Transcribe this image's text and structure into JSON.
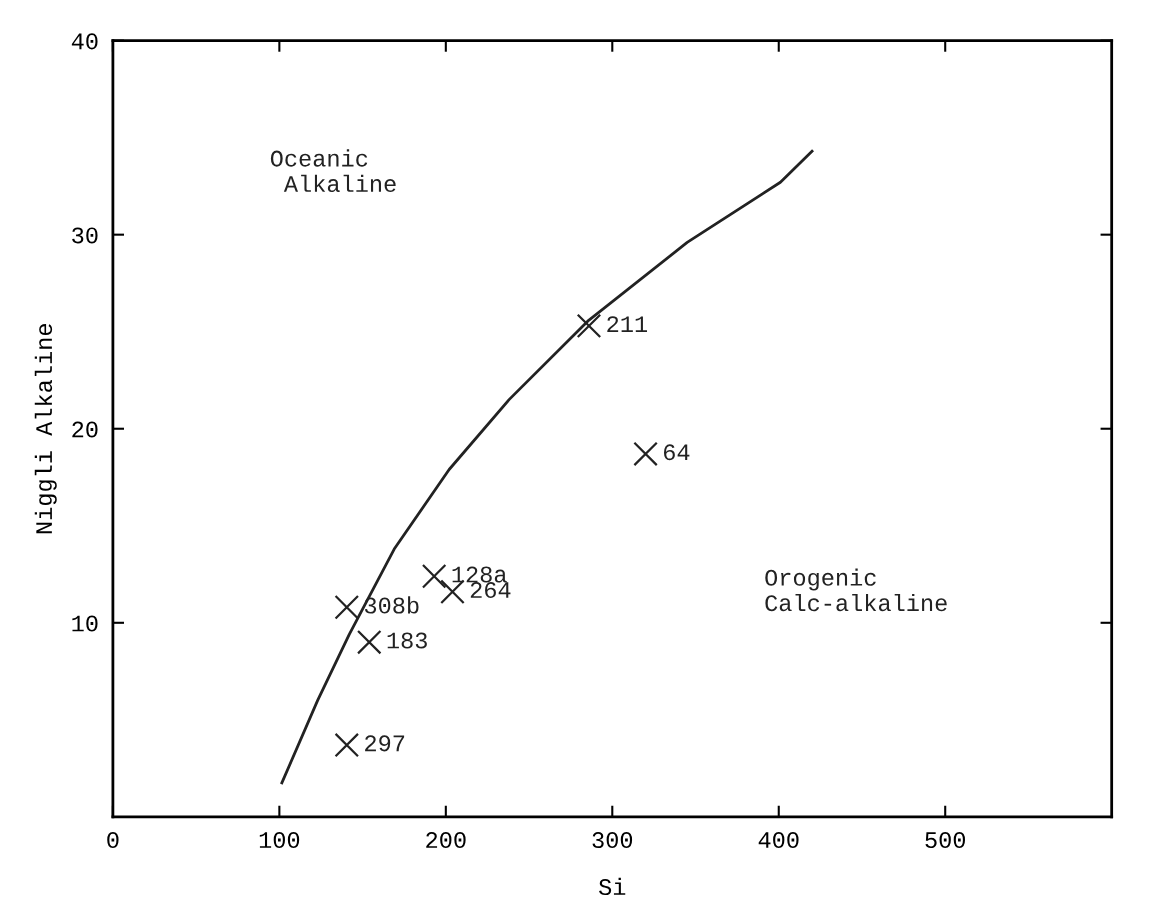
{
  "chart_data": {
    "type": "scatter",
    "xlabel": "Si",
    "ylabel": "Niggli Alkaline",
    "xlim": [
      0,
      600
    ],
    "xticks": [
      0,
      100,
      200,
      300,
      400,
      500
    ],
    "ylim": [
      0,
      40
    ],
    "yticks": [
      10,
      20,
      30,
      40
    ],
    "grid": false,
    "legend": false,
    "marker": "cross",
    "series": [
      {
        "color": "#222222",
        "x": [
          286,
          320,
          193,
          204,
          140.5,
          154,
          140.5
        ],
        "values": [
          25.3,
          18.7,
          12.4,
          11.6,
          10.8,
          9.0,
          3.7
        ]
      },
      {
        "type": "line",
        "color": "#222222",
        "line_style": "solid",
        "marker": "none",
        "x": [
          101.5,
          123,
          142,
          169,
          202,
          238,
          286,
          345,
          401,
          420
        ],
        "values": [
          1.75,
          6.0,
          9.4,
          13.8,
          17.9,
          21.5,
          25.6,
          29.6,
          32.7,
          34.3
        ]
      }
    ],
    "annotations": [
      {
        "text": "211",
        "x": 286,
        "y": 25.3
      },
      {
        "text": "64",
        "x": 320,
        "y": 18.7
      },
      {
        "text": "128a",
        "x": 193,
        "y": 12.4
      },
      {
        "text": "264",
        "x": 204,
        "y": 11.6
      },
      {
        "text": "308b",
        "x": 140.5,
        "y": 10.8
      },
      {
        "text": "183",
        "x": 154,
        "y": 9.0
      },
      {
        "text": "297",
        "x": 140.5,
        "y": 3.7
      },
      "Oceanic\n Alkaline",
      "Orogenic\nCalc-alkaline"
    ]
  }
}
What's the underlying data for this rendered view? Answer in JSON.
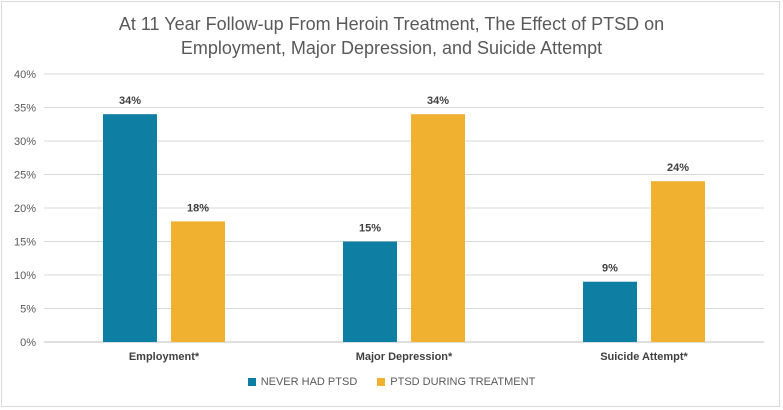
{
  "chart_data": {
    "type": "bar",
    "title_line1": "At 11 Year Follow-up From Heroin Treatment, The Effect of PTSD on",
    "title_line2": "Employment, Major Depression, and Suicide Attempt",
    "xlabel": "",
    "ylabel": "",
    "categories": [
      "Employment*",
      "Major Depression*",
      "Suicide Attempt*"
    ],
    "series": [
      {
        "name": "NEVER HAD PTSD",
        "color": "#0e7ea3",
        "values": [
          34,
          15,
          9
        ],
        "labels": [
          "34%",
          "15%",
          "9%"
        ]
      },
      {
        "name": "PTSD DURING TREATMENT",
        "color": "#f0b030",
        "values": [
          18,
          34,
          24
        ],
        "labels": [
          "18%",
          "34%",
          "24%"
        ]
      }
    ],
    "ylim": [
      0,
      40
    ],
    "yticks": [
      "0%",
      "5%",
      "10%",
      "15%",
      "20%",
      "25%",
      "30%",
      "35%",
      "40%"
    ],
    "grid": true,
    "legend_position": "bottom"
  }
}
══════
EXERCISE GOAL =>
Print every entry exactly as written, without the pictures.

COMPLETED EXERCISE =>
Transcribe this image's text and structure into JSON.
{
  "chart_data": {
    "type": "scatter",
    "xlabel": "Si",
    "ylabel": "Niggli Alkaline",
    "xlim": [
      0,
      600
    ],
    "xticks": [
      0,
      100,
      200,
      300,
      400,
      500
    ],
    "ylim": [
      0,
      40
    ],
    "yticks": [
      10,
      20,
      30,
      40
    ],
    "grid": false,
    "legend": false,
    "marker": "cross",
    "series": [
      {
        "color": "#222222",
        "x": [
          286,
          320,
          193,
          204,
          140.5,
          154,
          140.5
        ],
        "values": [
          25.3,
          18.7,
          12.4,
          11.6,
          10.8,
          9.0,
          3.7
        ]
      },
      {
        "type": "line",
        "color": "#222222",
        "line_style": "solid",
        "marker": "none",
        "x": [
          101.5,
          123,
          142,
          169,
          202,
          238,
          286,
          345,
          401,
          420
        ],
        "values": [
          1.75,
          6.0,
          9.4,
          13.8,
          17.9,
          21.5,
          25.6,
          29.6,
          32.7,
          34.3
        ]
      }
    ],
    "annotations": [
      {
        "text": "211",
        "x": 286,
        "y": 25.3
      },
      {
        "text": "64",
        "x": 320,
        "y": 18.7
      },
      {
        "text": "128a",
        "x": 193,
        "y": 12.4
      },
      {
        "text": "264",
        "x": 204,
        "y": 11.6
      },
      {
        "text": "308b",
        "x": 140.5,
        "y": 10.8
      },
      {
        "text": "183",
        "x": 154,
        "y": 9.0
      },
      {
        "text": "297",
        "x": 140.5,
        "y": 3.7
      },
      "Oceanic\n Alkaline",
      "Orogenic\nCalc-alkaline"
    ]
  }
}
What's the underlying data for this rendered view? Answer in JSON.
{
  "chart_data": {
    "type": "bar",
    "title_line1": "At 11 Year Follow-up From Heroin Treatment, The Effect of PTSD on",
    "title_line2": "Employment, Major Depression, and Suicide Attempt",
    "xlabel": "",
    "ylabel": "",
    "categories": [
      "Employment*",
      "Major Depression*",
      "Suicide Attempt*"
    ],
    "series": [
      {
        "name": "NEVER HAD PTSD",
        "color": "#0e7ea3",
        "values": [
          34,
          15,
          9
        ],
        "labels": [
          "34%",
          "15%",
          "9%"
        ]
      },
      {
        "name": "PTSD DURING TREATMENT",
        "color": "#f0b030",
        "values": [
          18,
          34,
          24
        ],
        "labels": [
          "18%",
          "34%",
          "24%"
        ]
      }
    ],
    "ylim": [
      0,
      40
    ],
    "yticks": [
      "0%",
      "5%",
      "10%",
      "15%",
      "20%",
      "25%",
      "30%",
      "35%",
      "40%"
    ],
    "grid": true,
    "legend_position": "bottom"
  }
}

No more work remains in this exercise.